**Stated goal**
Copy every line of the listing that holds the string "February".

**Material for the task**
* * * *

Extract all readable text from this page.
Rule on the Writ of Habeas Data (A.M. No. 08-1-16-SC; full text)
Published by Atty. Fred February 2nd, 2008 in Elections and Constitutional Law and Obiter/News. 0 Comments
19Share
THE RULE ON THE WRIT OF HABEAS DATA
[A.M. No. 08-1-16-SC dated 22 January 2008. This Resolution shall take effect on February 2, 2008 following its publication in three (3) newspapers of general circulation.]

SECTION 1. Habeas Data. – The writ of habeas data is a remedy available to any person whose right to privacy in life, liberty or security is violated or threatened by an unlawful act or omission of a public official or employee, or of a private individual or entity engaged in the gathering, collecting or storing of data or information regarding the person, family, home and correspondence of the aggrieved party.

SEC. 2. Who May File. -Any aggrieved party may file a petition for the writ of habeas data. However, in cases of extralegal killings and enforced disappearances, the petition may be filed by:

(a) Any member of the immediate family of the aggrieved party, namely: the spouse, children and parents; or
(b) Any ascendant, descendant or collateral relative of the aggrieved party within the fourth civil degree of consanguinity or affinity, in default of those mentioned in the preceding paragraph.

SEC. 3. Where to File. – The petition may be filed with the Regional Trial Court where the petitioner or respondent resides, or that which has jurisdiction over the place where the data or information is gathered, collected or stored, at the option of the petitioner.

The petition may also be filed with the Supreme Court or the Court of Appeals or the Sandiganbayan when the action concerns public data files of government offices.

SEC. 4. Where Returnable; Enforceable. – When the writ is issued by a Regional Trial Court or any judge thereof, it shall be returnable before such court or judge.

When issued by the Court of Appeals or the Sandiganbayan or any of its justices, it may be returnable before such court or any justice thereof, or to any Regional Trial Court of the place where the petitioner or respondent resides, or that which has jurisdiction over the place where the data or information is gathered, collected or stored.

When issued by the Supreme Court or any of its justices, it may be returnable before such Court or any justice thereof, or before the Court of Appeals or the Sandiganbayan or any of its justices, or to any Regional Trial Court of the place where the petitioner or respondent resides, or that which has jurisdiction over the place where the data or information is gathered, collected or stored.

* * * *

**Exercise solution**
Published by Atty. Fred February 2nd, 2008 in Elections and Constitutional Law and Obiter/News. 0 Comments
[A.M. No. 08-1-16-SC dated 22 January 2008. This Resolution shall take effect on February 2, 2008 following its publication in three (3) newspapers of general circulation.]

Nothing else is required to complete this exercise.